* _Written problem_
Look through the data and write out every line with the word "conformément" in it.

* _Data extract_
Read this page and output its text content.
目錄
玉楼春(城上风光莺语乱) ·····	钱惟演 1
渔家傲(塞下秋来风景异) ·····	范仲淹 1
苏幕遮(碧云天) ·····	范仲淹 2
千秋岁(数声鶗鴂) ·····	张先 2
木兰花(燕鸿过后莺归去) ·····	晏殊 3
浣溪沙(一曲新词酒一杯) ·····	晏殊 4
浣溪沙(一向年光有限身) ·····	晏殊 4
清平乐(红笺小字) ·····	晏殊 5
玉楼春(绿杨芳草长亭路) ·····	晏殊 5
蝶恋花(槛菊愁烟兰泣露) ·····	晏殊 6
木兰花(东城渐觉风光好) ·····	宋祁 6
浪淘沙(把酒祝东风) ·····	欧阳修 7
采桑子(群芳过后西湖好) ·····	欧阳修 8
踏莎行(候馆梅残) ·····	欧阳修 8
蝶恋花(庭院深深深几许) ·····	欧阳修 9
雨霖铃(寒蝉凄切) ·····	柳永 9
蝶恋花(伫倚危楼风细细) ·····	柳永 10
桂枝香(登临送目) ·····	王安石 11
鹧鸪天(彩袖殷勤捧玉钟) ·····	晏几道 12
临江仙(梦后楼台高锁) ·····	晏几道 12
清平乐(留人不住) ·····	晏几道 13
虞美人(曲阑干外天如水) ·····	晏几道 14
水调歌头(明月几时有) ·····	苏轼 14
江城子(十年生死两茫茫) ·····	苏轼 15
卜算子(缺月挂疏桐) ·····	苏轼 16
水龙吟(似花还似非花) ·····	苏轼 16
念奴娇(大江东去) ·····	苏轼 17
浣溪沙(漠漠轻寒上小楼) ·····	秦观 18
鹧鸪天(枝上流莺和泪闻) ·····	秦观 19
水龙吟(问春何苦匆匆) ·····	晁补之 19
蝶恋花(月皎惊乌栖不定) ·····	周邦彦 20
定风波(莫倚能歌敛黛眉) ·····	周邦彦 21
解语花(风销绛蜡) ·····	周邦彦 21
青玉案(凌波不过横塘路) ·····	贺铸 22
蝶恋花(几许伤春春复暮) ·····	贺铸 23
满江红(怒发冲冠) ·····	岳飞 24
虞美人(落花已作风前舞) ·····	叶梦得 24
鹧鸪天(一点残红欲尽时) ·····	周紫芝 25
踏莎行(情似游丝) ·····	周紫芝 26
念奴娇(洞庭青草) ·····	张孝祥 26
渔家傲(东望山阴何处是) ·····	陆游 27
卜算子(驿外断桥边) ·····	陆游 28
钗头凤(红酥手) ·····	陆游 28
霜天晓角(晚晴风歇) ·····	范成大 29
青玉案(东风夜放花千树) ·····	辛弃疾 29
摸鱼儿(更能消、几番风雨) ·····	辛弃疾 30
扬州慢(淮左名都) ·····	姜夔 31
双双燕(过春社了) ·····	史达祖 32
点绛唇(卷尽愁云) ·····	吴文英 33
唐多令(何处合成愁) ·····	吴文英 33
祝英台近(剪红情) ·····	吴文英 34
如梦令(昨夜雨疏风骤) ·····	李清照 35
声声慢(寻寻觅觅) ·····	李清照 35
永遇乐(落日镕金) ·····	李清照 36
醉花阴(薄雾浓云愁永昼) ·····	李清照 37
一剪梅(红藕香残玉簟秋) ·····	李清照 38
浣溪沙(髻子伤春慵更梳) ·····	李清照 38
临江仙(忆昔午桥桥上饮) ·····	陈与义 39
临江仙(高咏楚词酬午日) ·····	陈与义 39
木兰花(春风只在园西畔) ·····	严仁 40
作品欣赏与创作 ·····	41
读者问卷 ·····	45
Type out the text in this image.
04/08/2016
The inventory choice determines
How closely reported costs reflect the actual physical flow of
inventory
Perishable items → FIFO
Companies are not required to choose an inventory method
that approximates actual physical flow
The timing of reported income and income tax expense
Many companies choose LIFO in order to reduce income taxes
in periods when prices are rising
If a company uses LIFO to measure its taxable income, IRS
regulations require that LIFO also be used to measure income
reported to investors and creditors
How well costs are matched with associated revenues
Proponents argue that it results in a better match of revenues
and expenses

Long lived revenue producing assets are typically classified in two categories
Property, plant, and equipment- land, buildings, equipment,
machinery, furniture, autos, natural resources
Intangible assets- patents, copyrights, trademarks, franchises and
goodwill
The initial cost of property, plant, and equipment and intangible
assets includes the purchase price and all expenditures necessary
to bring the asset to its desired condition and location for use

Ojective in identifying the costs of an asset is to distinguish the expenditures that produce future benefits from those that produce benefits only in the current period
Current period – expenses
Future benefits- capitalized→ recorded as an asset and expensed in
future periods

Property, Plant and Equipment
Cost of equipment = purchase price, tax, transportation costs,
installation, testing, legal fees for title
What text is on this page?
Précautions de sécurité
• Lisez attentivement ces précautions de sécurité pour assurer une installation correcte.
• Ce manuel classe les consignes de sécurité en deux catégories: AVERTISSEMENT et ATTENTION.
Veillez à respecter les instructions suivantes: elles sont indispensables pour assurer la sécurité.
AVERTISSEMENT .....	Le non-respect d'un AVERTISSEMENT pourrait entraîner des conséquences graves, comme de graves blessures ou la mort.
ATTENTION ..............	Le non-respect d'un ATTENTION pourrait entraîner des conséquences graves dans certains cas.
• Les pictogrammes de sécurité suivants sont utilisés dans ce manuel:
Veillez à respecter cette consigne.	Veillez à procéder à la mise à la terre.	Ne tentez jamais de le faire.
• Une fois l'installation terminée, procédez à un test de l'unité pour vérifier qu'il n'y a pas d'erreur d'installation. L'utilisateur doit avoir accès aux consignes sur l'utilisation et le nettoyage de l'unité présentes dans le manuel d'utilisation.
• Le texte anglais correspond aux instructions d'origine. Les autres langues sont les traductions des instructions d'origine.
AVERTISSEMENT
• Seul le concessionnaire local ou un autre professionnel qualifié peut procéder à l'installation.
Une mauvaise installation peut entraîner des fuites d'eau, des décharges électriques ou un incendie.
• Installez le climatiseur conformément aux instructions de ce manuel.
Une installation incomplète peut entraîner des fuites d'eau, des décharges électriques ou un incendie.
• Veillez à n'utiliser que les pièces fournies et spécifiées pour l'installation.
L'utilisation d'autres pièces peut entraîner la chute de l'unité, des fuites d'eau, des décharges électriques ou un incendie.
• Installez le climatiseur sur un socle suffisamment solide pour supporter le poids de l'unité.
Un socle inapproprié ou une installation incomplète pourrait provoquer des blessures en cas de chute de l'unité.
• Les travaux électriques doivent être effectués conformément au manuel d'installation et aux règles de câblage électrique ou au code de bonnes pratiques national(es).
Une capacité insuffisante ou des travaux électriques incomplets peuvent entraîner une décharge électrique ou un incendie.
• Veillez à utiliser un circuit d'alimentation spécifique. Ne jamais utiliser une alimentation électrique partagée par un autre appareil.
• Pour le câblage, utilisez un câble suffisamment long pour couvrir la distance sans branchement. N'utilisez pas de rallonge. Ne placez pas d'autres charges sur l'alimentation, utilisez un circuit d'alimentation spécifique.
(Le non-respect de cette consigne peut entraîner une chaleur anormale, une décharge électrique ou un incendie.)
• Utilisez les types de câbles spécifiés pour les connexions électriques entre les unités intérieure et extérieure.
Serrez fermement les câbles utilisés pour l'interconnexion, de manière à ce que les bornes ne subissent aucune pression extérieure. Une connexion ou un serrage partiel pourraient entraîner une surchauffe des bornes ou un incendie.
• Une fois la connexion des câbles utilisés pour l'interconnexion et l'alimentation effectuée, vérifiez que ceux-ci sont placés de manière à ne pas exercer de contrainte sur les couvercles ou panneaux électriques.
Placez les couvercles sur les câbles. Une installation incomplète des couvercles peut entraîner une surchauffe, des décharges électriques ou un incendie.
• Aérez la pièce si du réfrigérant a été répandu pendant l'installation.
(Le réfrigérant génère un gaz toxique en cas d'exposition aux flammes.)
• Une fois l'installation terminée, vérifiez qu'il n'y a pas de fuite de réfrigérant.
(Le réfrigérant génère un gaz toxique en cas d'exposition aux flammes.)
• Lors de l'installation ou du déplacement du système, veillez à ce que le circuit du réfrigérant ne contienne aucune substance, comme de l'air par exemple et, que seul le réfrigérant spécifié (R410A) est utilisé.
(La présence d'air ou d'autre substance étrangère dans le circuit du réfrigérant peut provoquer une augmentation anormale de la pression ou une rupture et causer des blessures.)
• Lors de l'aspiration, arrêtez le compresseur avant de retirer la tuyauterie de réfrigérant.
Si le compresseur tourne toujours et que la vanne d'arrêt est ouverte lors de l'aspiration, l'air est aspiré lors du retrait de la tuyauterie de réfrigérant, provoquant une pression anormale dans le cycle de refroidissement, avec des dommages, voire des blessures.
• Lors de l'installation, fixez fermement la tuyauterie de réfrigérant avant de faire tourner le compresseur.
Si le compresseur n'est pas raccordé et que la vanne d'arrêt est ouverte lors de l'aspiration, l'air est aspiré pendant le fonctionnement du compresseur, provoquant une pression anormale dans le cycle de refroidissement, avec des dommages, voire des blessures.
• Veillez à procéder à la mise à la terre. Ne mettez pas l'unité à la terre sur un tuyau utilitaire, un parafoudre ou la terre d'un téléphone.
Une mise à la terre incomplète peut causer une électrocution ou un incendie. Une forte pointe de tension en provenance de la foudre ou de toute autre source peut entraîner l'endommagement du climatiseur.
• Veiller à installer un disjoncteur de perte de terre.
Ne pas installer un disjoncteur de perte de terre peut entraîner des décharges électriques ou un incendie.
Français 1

* _Task result_
• Installez le climatiseur conformément aux instructions de ce manuel.
• Les travaux électriques doivent être effectués conformément au manuel d'installation et aux règles de câblage électrique ou au code de bonnes pratiques national(es).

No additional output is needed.